■ PROBLEM DESCRIPTION: Quote the records in full and leave their pictures out.

■ DATA SHOWN:
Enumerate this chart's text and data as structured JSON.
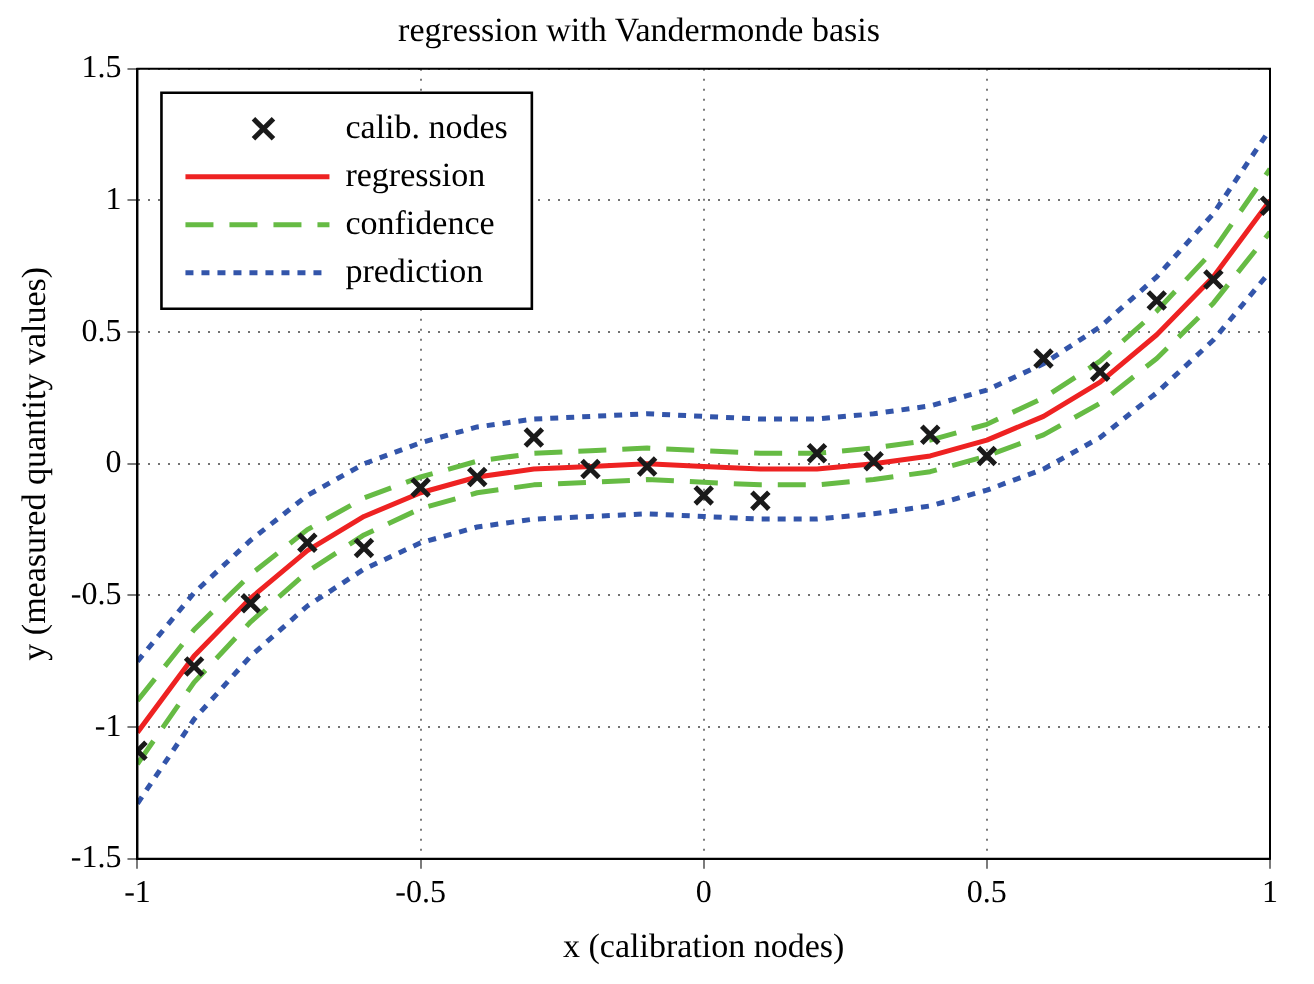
{
  "chart_data": {
    "type": "line",
    "title": "regression with Vandermonde basis",
    "xlabel": "x (calibration nodes)",
    "ylabel": "y (measured quantity values)",
    "x": [
      -1,
      -0.9,
      -0.8,
      -0.7,
      -0.6,
      -0.5,
      -0.4,
      -0.3,
      -0.2,
      -0.1,
      0,
      0.1,
      0.2,
      0.3,
      0.4,
      0.5,
      0.6,
      0.7,
      0.8,
      0.9,
      1
    ],
    "xlim": [
      -1,
      1
    ],
    "ylim": [
      -1.5,
      1.5
    ],
    "xticks": [
      -1,
      -0.5,
      0,
      0.5,
      1
    ],
    "yticks": [
      -1.5,
      -1,
      -0.5,
      0,
      0.5,
      1,
      1.5
    ],
    "grid": true,
    "legend": "top left",
    "series": [
      {
        "name": "calib. nodes",
        "type": "scatter",
        "marker": "cross",
        "color": "#1a1a1a",
        "values": [
          -1.09,
          -0.77,
          -0.53,
          -0.3,
          -0.32,
          -0.09,
          -0.05,
          0.1,
          -0.02,
          -0.01,
          -0.12,
          -0.14,
          0.04,
          0.01,
          0.11,
          0.03,
          0.4,
          0.35,
          0.62,
          0.7,
          0.98
        ]
      },
      {
        "name": "regression",
        "line_style": "solid",
        "color": "#ee2222",
        "values": [
          -1.02,
          -0.73,
          -0.51,
          -0.33,
          -0.2,
          -0.11,
          -0.05,
          -0.02,
          -0.01,
          0,
          -0.01,
          -0.02,
          -0.02,
          0,
          0.03,
          0.09,
          0.18,
          0.31,
          0.49,
          0.71,
          1.0
        ]
      },
      {
        "name": "confidence",
        "line_style": "dashed",
        "color": "#66bb44",
        "values": [
          -0.9,
          -0.63,
          -0.42,
          -0.25,
          -0.13,
          -0.05,
          0.01,
          0.04,
          0.05,
          0.06,
          0.05,
          0.04,
          0.04,
          0.06,
          0.09,
          0.15,
          0.25,
          0.39,
          0.58,
          0.81,
          1.12
        ]
      },
      {
        "line_style": "dashed",
        "color": "#66bb44",
        "values": [
          -1.14,
          -0.83,
          -0.6,
          -0.41,
          -0.27,
          -0.17,
          -0.11,
          -0.08,
          -0.07,
          -0.06,
          -0.07,
          -0.08,
          -0.08,
          -0.06,
          -0.03,
          0.03,
          0.11,
          0.23,
          0.4,
          0.61,
          0.88
        ]
      },
      {
        "name": "prediction",
        "line_style": "dotted",
        "color": "#3355aa",
        "values": [
          -0.75,
          -0.49,
          -0.29,
          -0.12,
          0,
          0.08,
          0.14,
          0.17,
          0.18,
          0.19,
          0.18,
          0.17,
          0.17,
          0.19,
          0.22,
          0.28,
          0.38,
          0.52,
          0.71,
          0.95,
          1.27
        ]
      },
      {
        "line_style": "dotted",
        "color": "#3355aa",
        "values": [
          -1.29,
          -0.97,
          -0.73,
          -0.54,
          -0.4,
          -0.3,
          -0.24,
          -0.21,
          -0.2,
          -0.19,
          -0.2,
          -0.21,
          -0.21,
          -0.19,
          -0.16,
          -0.1,
          -0.02,
          0.1,
          0.27,
          0.47,
          0.73
        ]
      }
    ]
  }
}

■ EXPECTED ANSWER:
Enumerate this chart's text and data as structured JSON.
{
  "chart_data": {
    "type": "line",
    "title": "regression with Vandermonde basis",
    "xlabel": "x (calibration nodes)",
    "ylabel": "y (measured quantity values)",
    "x": [
      -1,
      -0.9,
      -0.8,
      -0.7,
      -0.6,
      -0.5,
      -0.4,
      -0.3,
      -0.2,
      -0.1,
      0,
      0.1,
      0.2,
      0.3,
      0.4,
      0.5,
      0.6,
      0.7,
      0.8,
      0.9,
      1
    ],
    "xlim": [
      -1,
      1
    ],
    "ylim": [
      -1.5,
      1.5
    ],
    "xticks": [
      -1,
      -0.5,
      0,
      0.5,
      1
    ],
    "yticks": [
      -1.5,
      -1,
      -0.5,
      0,
      0.5,
      1,
      1.5
    ],
    "grid": true,
    "legend": "top left",
    "series": [
      {
        "name": "calib. nodes",
        "type": "scatter",
        "marker": "cross",
        "color": "#1a1a1a",
        "values": [
          -1.09,
          -0.77,
          -0.53,
          -0.3,
          -0.32,
          -0.09,
          -0.05,
          0.1,
          -0.02,
          -0.01,
          -0.12,
          -0.14,
          0.04,
          0.01,
          0.11,
          0.03,
          0.4,
          0.35,
          0.62,
          0.7,
          0.98
        ]
      },
      {
        "name": "regression",
        "line_style": "solid",
        "color": "#ee2222",
        "values": [
          -1.02,
          -0.73,
          -0.51,
          -0.33,
          -0.2,
          -0.11,
          -0.05,
          -0.02,
          -0.01,
          0,
          -0.01,
          -0.02,
          -0.02,
          0,
          0.03,
          0.09,
          0.18,
          0.31,
          0.49,
          0.71,
          1.0
        ]
      },
      {
        "name": "confidence",
        "line_style": "dashed",
        "color": "#66bb44",
        "values": [
          -0.9,
          -0.63,
          -0.42,
          -0.25,
          -0.13,
          -0.05,
          0.01,
          0.04,
          0.05,
          0.06,
          0.05,
          0.04,
          0.04,
          0.06,
          0.09,
          0.15,
          0.25,
          0.39,
          0.58,
          0.81,
          1.12
        ]
      },
      {
        "line_style": "dashed",
        "color": "#66bb44",
        "values": [
          -1.14,
          -0.83,
          -0.6,
          -0.41,
          -0.27,
          -0.17,
          -0.11,
          -0.08,
          -0.07,
          -0.06,
          -0.07,
          -0.08,
          -0.08,
          -0.06,
          -0.03,
          0.03,
          0.11,
          0.23,
          0.4,
          0.61,
          0.88
        ]
      },
      {
        "name": "prediction",
        "line_style": "dotted",
        "color": "#3355aa",
        "values": [
          -0.75,
          -0.49,
          -0.29,
          -0.12,
          0,
          0.08,
          0.14,
          0.17,
          0.18,
          0.19,
          0.18,
          0.17,
          0.17,
          0.19,
          0.22,
          0.28,
          0.38,
          0.52,
          0.71,
          0.95,
          1.27
        ]
      },
      {
        "line_style": "dotted",
        "color": "#3355aa",
        "values": [
          -1.29,
          -0.97,
          -0.73,
          -0.54,
          -0.4,
          -0.3,
          -0.24,
          -0.21,
          -0.2,
          -0.19,
          -0.2,
          -0.21,
          -0.21,
          -0.19,
          -0.16,
          -0.1,
          -0.02,
          0.1,
          0.27,
          0.47,
          0.73
        ]
      }
    ]
  }
}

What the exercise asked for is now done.